## TASK TO COMPLETE
Copy each line holding the string "Bourse".

══════════

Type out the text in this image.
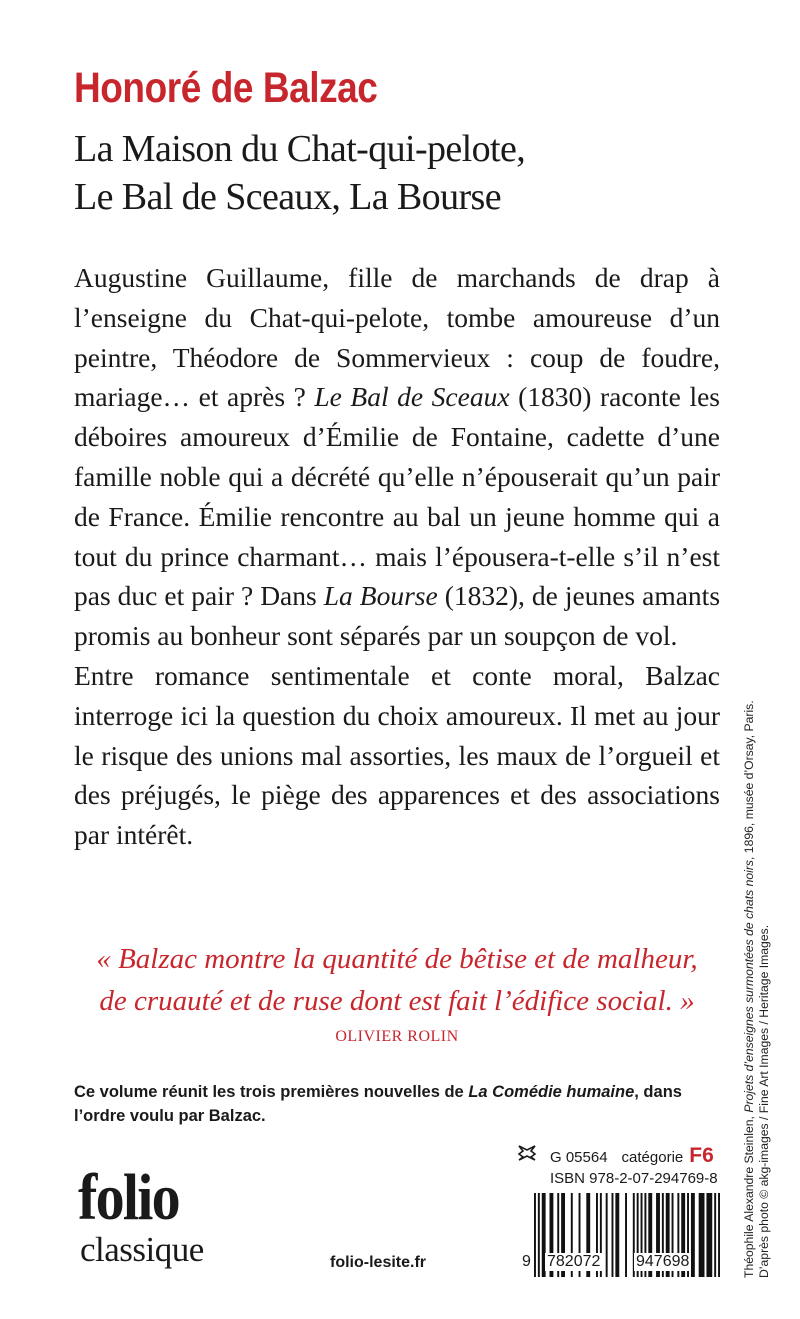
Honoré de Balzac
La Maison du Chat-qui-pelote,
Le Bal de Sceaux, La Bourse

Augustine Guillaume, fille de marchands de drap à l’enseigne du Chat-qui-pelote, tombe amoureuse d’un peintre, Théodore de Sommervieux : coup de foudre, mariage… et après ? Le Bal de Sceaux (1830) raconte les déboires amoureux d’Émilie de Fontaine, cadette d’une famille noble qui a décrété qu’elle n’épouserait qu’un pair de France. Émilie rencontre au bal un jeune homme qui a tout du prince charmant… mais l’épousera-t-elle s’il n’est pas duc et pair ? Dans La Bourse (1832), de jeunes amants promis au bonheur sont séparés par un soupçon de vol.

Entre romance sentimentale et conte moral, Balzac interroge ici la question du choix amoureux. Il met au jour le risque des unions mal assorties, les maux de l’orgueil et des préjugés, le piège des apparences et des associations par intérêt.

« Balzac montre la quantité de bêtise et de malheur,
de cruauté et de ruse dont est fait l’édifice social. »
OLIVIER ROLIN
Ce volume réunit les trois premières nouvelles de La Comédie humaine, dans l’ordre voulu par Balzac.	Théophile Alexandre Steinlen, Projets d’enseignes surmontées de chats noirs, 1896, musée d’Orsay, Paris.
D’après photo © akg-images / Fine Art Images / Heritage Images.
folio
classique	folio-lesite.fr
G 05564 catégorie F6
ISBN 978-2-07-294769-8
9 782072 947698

══════════

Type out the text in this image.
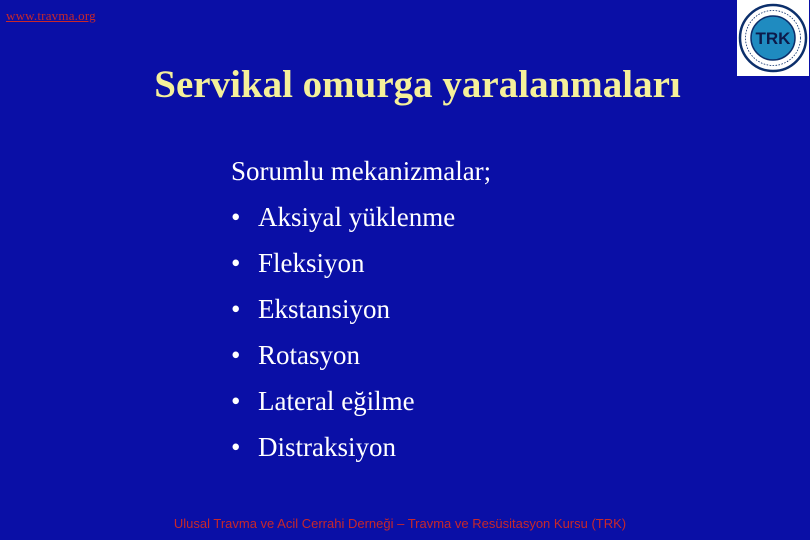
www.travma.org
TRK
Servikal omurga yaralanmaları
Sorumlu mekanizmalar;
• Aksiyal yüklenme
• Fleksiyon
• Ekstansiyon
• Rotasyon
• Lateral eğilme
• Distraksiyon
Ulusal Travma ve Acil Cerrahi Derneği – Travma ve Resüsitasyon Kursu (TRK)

══════════

## RESULT OF THIS EXERCISE
Le Bal de Sceaux, La Bourse
Augustine Guillaume, fille de marchands de drap à l’enseigne du Chat-qui-pelote, tombe amoureuse d’un peintre, Théodore de Sommervieux : coup de foudre, mariage… et après ? Le Bal de Sceaux (1830) raconte les déboires amoureux d’Émilie de Fontaine, cadette d’une famille noble qui a décrété qu’elle n’épouserait qu’un pair de France. Émilie rencontre au bal un jeune homme qui a tout du prince charmant… mais l’épousera-t-elle s’il n’est pas duc et pair ? Dans La Bourse (1832), de jeunes amants promis au bonheur sont séparés par un soupçon de vol.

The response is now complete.